**Dataset content**
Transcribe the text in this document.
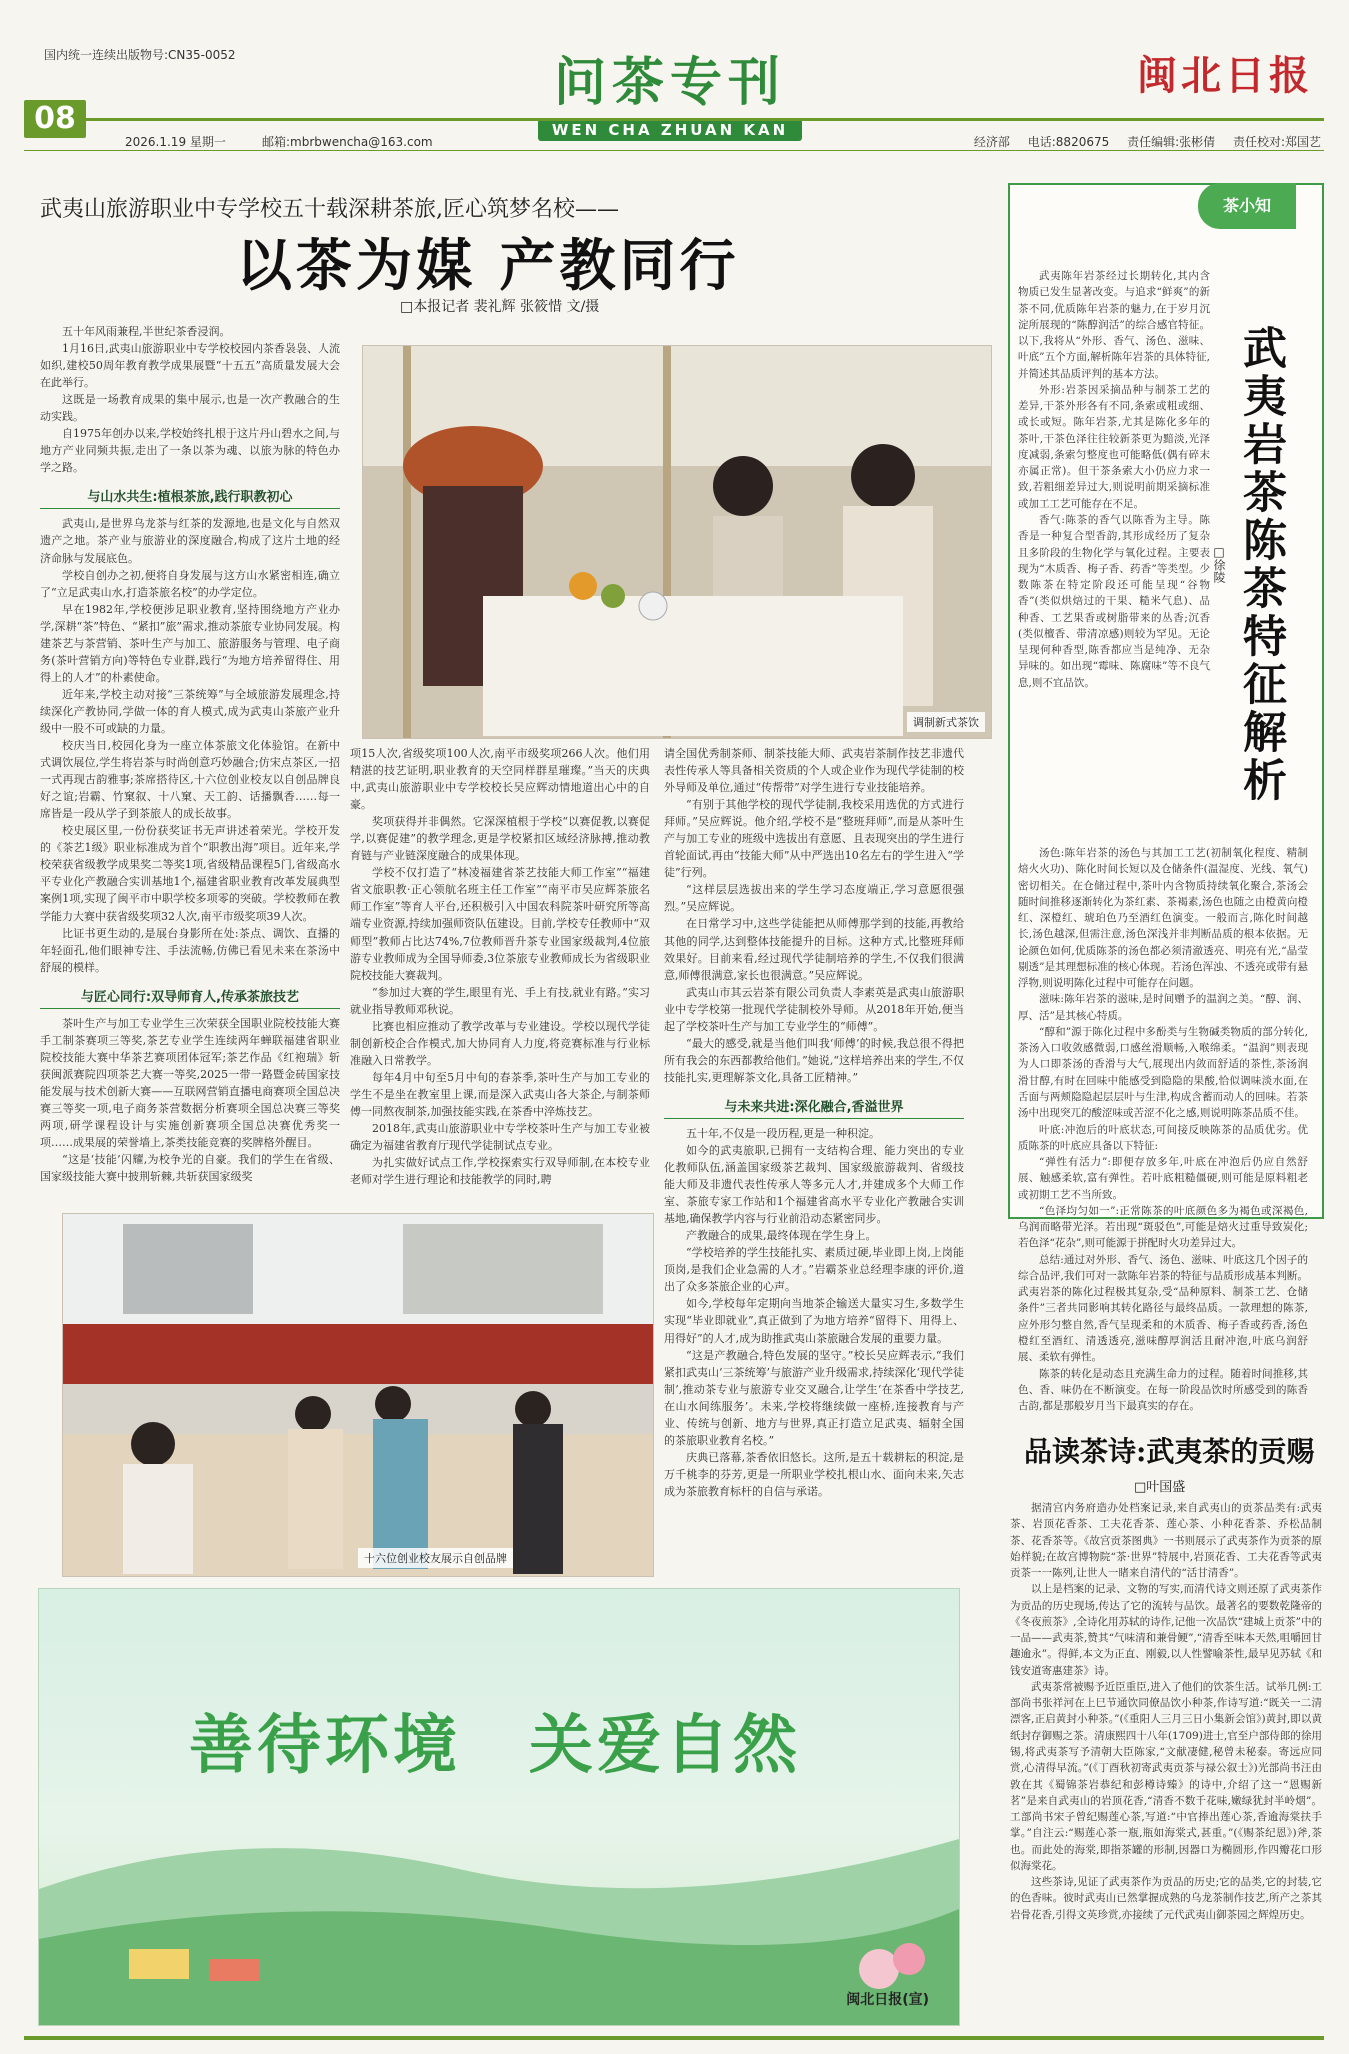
国内统一连续出版物号:CN35-0052	问茶专刊
WEN CHA ZHUAN KAN
闽北日报
08
2026.1.19 星期一	邮箱:mbrbwencha@163.com	经济部 电话:8820675 责任编辑:张彬倩 责任校对:郑国艺
武夷山旅游职业中专学校五十载深耕茶旅,匠心筑梦名校——
以茶为媒 产教同行
□本报记者 裴礼辉 张筱惜 文/摄
调制新式茶饮

五十年风雨兼程,半世纪茶香浸润。

1月16日,武夷山旅游职业中专学校校园内茶香袅袅、人流如织,建校50周年教育教学成果展暨“十五五”高质量发展大会在此举行。

这既是一场教育成果的集中展示,也是一次产教融合的生动实践。

自1975年创办以来,学校始终扎根于这片丹山碧水之间,与地方产业同频共振,走出了一条以茶为魂、以旅为脉的特色办学之路。

与山水共生:植根茶旅,践行职教初心

武夷山,是世界乌龙茶与红茶的发源地,也是文化与自然双遗产之地。茶产业与旅游业的深度融合,构成了这片土地的经济命脉与发展底色。

学校自创办之初,便将自身发展与这方山水紧密相连,确立了“立足武夷山水,打造茶旅名校”的办学定位。

早在1982年,学校便涉足职业教育,坚持围绕地方产业办学,深耕“茶”特色、“紧扣”旅”需求,推动茶旅专业协同发展。构建茶艺与茶营销、茶叶生产与加工、旅游服务与管理、电子商务(茶叶营销方向)等特色专业群,践行“为地方培养留得住、用得上的人才”的朴素使命。

近年来,学校主动对接“三茶统筹”与全域旅游发展理念,持续深化产教协同,学做一体的育人模式,成为武夷山茶旅产业升级中一股不可或缺的力量。

校庆当日,校园化身为一座立体茶旅文化体验馆。在新中式调饮展位,学生将岩茶与时尚创意巧妙融合;仿宋点茶区,一招一式再现古韵雅事;茶席搭待区,十六位创业校友以自创品牌良好之谊;岩霸、竹窠叙、十八窠、天工韵、话播飘香……每一席皆是一段从学子到茶旅人的成长故事。

校史展区里,一份份获奖证书无声讲述着荣光。学校开发的《茶艺1级》职业标准成为首个“职教出海”项目。近年来,学校荣获省级教学成果奖二等奖1项,省级精品课程5门,省级高水平专业化产教融合实训基地1个,福建省职业教育改革发展典型案例1项,实现了闽平市中职学校多项零的突破。学校教师在教学能力大赛中获省级奖项32人次,南平市级奖项39人次。

比证书更生动的,是展台身影所在处:茶点、调饮、直播的年轻面孔,他们眼神专注、手法流畅,仿佛已看见未来在茶汤中舒展的模样。

与匠心同行:双导师育人,传承茶旅技艺

茶叶生产与加工专业学生三次荣获全国职业院校技能大赛手工制茶赛项三等奖,茶艺专业学生连续两年蝉联福建省职业院校技能大赛中华茶艺赛项团体冠军;茶艺作品《红袍瑞》斩获闽派赛院四项茶艺大赛一等奖,2025一带一路暨金砖国家技能发展与技术创新大赛——互联网营销直播电商赛项全国总决赛三等奖一项,电子商务茶营数据分析赛项全国总决赛三等奖两项,研学课程设计与实施创新赛项全国总决赛优秀奖一项……成果展的荣誉墙上,茶类技能竞赛的奖牌格外醒目。

“这是‘技能’闪耀,为校争光的自豪。我们的学生在省级、国家级技能大赛中披荆斩棘,共斩获国家级奖

项15人次,省级奖项100人次,南平市级奖项266人次。他们用精湛的技艺证明,职业教育的天空同样群星璀璨。”当天的庆典中,武夷山旅游职业中专学校校长吴应辉动情地道出心中的自豪。

奖项获得并非偶然。它深深植根于学校“以赛促教,以赛促学,以赛促建”的教学理念,更是学校紧扣区域经济脉搏,推动教育链与产业链深度融合的成果体现。

学校不仅打造了“林凌福建省茶艺技能大师工作室”“福建省文旅职教·正心领航名班主任工作室”“南平市吴应辉茶旅名师工作室”等育人平台,还积极引入中国农科院茶叶研究所等高端专业资源,持续加强师资队伍建设。目前,学校专任教师中“双师型”教师占比达74%,7位教师晋升茶专业国家级裁判,4位旅游专业教师成为全国导师委,3位茶旅专业教师成长为省级职业院校技能大赛裁判。

“参加过大赛的学生,眼里有光、手上有技,就业有路。”实习就业指导教师邓秋说。

比赛也相应推动了教学改革与专业建设。学校以现代学徒制创新校企合作模式,加大协同育人力度,将竞赛标准与行业标准融入日常教学。

每年4月中旬至5月中旬的春茶季,茶叶生产与加工专业的学生不是坐在教室里上课,而是深入武夷山各大茶企,与制茶师傅一同熬夜制茶,加强技能实践,在茶香中淬炼技艺。

2018年,武夷山旅游职业中专学校茶叶生产与加工专业被确定为福建省教育厅现代学徒制试点专业。

为扎实做好试点工作,学校探索实行双导师制,在本校专业老师对学生进行理论和技能教学的同时,聘

请全国优秀制茶师、制茶技能大师、武夷岩茶制作技艺非遗代表性传承人等具备相关资质的个人或企业作为现代学徒制的校外导师及单位,通过“传帮带”对学生进行专业技能培养。

“有别于其他学校的现代学徒制,我校采用选优的方式进行拜师。”吴应辉说。他介绍,学校不是“整班拜师”,而是从茶叶生产与加工专业的班级中选拔出有意愿、且表现突出的学生进行首轮面试,再由“技能大师”从中严选出10名左右的学生进入“学徒”行列。

“这样层层选拔出来的学生学习态度端正,学习意愿很强烈。”吴应辉说。

在日常学习中,这些学徒能把从师傅那学到的技能,再教给其他的同学,达到整体技能提升的目标。这种方式,比整班拜师效果好。目前来看,经过现代学徒制培养的学生,不仅我们很满意,师傅很满意,家长也很满意。”吴应辉说。

武夷山市其云岩茶有限公司负责人李素英是武夷山旅游职业中专学校第一批现代学徒制校外导师。从2018年开始,便当起了学校茶叶生产与加工专业学生的“师傅”。

“最大的感受,就是当他们叫我‘师傅’的时候,我总很不得把所有我会的东西都教给他们。”她说,“这样培养出来的学生,不仅技能扎实,更理解茶文化,具备工匠精神。”

与未来共进:深化融合,香溢世界

五十年,不仅是一段历程,更是一种积淀。

如今的武夷旅职,已拥有一支结构合理、能力突出的专业化教师队伍,涵盖国家级茶艺裁判、国家级旅游裁判、省级技能大师及非遗代表性传承人等多元人才,并建成多个大师工作室、茶旅专家工作站和1个福建省高水平专业化产教融合实训基地,确保教学内容与行业前沿动态紧密同步。

产教融合的成果,最终体现在学生身上。

“学校培养的学生技能扎实、素质过硬,毕业即上岗,上岗能顶岗,是我们企业急需的人才。”岩霸茶业总经理李康的评价,道出了众多茶旅企业的心声。

如今,学校每年定期向当地茶企输送大量实习生,多数学生实现“毕业即就业”,真正做到了为地方培养“留得下、用得上、用得好”的人才,成为助推武夷山茶旅融合发展的重要力量。

“这是产教融合,特色发展的坚守。”校长吴应辉表示,“我们紧扣武夷山‘三茶统筹’与旅游产业升级需求,持续深化‘现代学徒制’,推动茶专业与旅游专业交叉融合,让学生‘在茶香中学技艺,在山水间练服务’。未来,学校将继续做一座桥,连接教育与产业、传统与创新、地方与世界,真正打造立足武夷、辐射全国的茶旅职业教育名校。”

庆典已落幕,茶香依旧悠长。这所,是五十载耕耘的积淀,是万千桃李的芬芳,更是一所职业学校扎根山水、面向未来,矢志成为茶旅教育标杆的自信与承诺。

十六位创业校友展示自创品牌
茶小知
武夷岩茶陈茶特征解析
□徐陵

武夷陈年岩茶经过长期转化,其内含物质已发生显著改变。与追求“鲜爽”的新茶不同,优质陈年岩茶的魅力,在于岁月沉淀所展现的“陈醇润活”的综合感官特征。以下,我将从“外形、香气、汤色、滋味、叶底”五个方面,解析陈年岩茶的具体特征,并简述其品质评判的基本方法。

外形:岩茶因采摘品种与制茶工艺的差异,干茶外形各有不同,条索或粗或细、或长或短。陈年岩茶,尤其是陈化多年的茶叶,干茶色泽往往较新茶更为黯淡,光泽度减弱,条索匀整度也可能略低(偶有碎末亦属正常)。但干茶条索大小仍应力求一致,若粗细差异过大,则说明前期采摘标准或加工工艺可能存在不足。

香气:陈茶的香气以陈香为主导。陈香是一种复合型香韵,其形成经历了复杂且多阶段的生物化学与氧化过程。主要表现为“木质香、梅子香、药香”等类型。少数陈茶在特定阶段还可能呈现“谷物香”(类似烘焙过的干果、糙米气息)、品种香、工艺果香或树脂带来的丛香;沉香(类似檀香、带清凉感)则较为罕见。无论呈现何种香型,陈香都应当是纯净、无杂异味的。如出现“霉味、陈腐味”等不良气息,则不宜品饮。

汤色:陈年岩茶的汤色与其加工工艺(初制氧化程度、精制焙火火功)、陈化时间长短以及仓储条件(温湿度、光线、氧气)密切相关。在仓储过程中,茶叶内含物质持续氧化聚合,茶汤会随时间推移逐渐转化为茶红素、茶褐素,汤色也随之由橙黄向橙红、深橙红、琥珀色乃至酒红色演变。一般而言,陈化时间越长,汤色越深,但需注意,汤色深浅并非判断品质的根本依据。无论颜色如何,优质陈茶的汤色都必须清澈透亮、明亮有光,“晶莹剔透”是其理想标准的核心体现。若汤色浑浊、不透亮或带有悬浮物,则说明陈化过程中可能存在问题。

滋味:陈年岩茶的滋味,是时间赠予的温润之美。“醇、润、厚、活”是其核心特质。

“醇和”源于陈化过程中多酚类与生物碱类物质的部分转化,茶汤入口收敛感微弱,口感丝滑顺畅,入喉绵柔。“温润”则表现为人口即茶汤的香滑与大气,展现出内敛而舒适的茶性,茶汤润滑甘醇,有时在回味中能感受到隐隐的果酸,恰似调味淡水面,在舌面与两颊隐隐起层层叶与生津,构成含蓄而动人的回味。若茶汤中出现突兀的酸涩味或苦涩不化之感,则说明陈茶品质不佳。

叶底:冲泡后的叶底状态,可间接反映陈茶的品质优劣。优质陈茶的叶底应具备以下特征:

“弹性有活力”:即便存放多年,叶底在冲泡后仍应自然舒展、触感柔软,富有弹性。若叶底粗糙僵硬,则可能是原料粗老或初期工艺不当所致。

“色泽均匀如一”:正常陈茶的叶底颜色多为褐色或深褐色,乌润而略带光泽。若出现“斑驳色”,可能是焙火过重导致炭化;若色泽“花杂”,则可能源于拼配时火功差异过大。

总结:通过对外形、香气、汤色、滋味、叶底这几个因子的综合品评,我们可对一款陈年岩茶的特征与品质形成基本判断。武夷岩茶的陈化过程极其复杂,受“品种原料、制茶工艺、仓储条件”三者共同影响其转化路径与最终品质。一款理想的陈茶,应外形匀整自然,香气呈现柔和的木质香、梅子香或药香,汤色橙红至酒红、清透透亮,滋味醇厚润活且耐冲泡,叶底乌润舒展、柔软有弹性。

陈茶的转化是动态且充满生命力的过程。随着时间推移,其色、香、味仍在不断演变。在每一阶段品饮时所感受到的陈香古韵,都是那般岁月当下最真实的存在。

品读茶诗:武夷茶的贡赐
□叶国盛

据清宫内务府造办处档案记录,来自武夷山的贡茶品类有:武夷茶、岩顶花香茶、工夫花香茶、莲心茶、小种花香茶、乔松品制茶、花香茶等。《故宫贡茶图典》一书则展示了武夷茶作为贡茶的原始样貌;在故宫博物院“茶·世界”特展中,岩顶花香、工夫花香等武夷贡茶一一陈列,让世人一睹来自清代的“活甘清香”。

以上是档案的记录、文物的写实,而清代诗文则还原了武夷茶作为贡品的历史现场,传达了它的流转与品饮。最著名的要数乾隆帝的《冬夜煎茶》,全诗化用苏轼的诗作,记他一次品饮“建城上贡茶”中的一品——武夷茶,赞其“气味清和兼骨鲠”,“清香至味本天然,咀嚼回甘趣逾永”。得鲜,本文为正直、刚毅,以人性譬喻茶性,最早见苏轼《和钱安道寄惠建茶》诗。

武夷茶常被赐予近臣重臣,进入了他们的饮茶生活。试举几例:工部尚书张祥河在上巳节通饮同僚品饮小种茶,作诗写道:“既关一二清漂客,正启黄封小种茶。”(《重阳人三月三日小集新会馆》)黄封,即以黄纸封存御赐之茶。清康熙四十八年(1709)进士,官至户部侍郎的徐用锡,将武夷茶写予清朝大臣陈家,“文献凄健,秘曾未秘泰。寄远应同赏,心清得早流。”(《丁酉秋初寄武夷贡茶与禄公叙士》)光部尚书汪由敦在其《蜀锦茶岩恭纪和彭樽诗臻》的诗中,介绍了这一“恩赐新茗”是来自武夷山的岩顶花香,“清香不数千花味,嫩绿犹封半岭烟”。工部尚书宋子曾纪赐莲心茶,写道:“中官捧出莲心茶,香逾海棠扶手掌。”自注云:“赐莲心茶一瓶,瓶如海棠式,甚重。”(《赐茶纪恩》)斧,茶也。而此处的海棠,即指茶罐的形制,因器口为椭圆形,作四瓣花口形似海棠花。

这些茶诗,见证了武夷茶作为贡品的历史;它的品类,它的封装,它的色香味。彼时武夷山已然掌握成熟的乌龙茶制作技艺,所产之茶其岩骨花香,引得文英珍赏,亦接续了元代武夷山御茶园之辉煌历史。

善待环境 关爱自然
闽北日报(宣)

**What to do**
In the records, locate each line holding the string "三茶统筹" and copy it.

**Written reply**
近年来,学校主动对接“三茶统筹”与全域旅游发展理念,持续深化产教协同,学做一体的育人模式,成为武夷山茶旅产业升级中一股不可或缺的力量。
“这是产教融合,特色发展的坚守。”校长吴应辉表示,“我们紧扣武夷山‘三茶统筹’与旅游产业升级需求,持续深化‘现代学徒制’,推动茶专业与旅游专业交叉融合,让学生‘在茶香中学技艺,在山水间练服务’。未来,学校将继续做一座桥,连接教育与产业、传统与创新、地方与世界,真正打造立足武夷、辐射全国的茶旅职业教育名校。”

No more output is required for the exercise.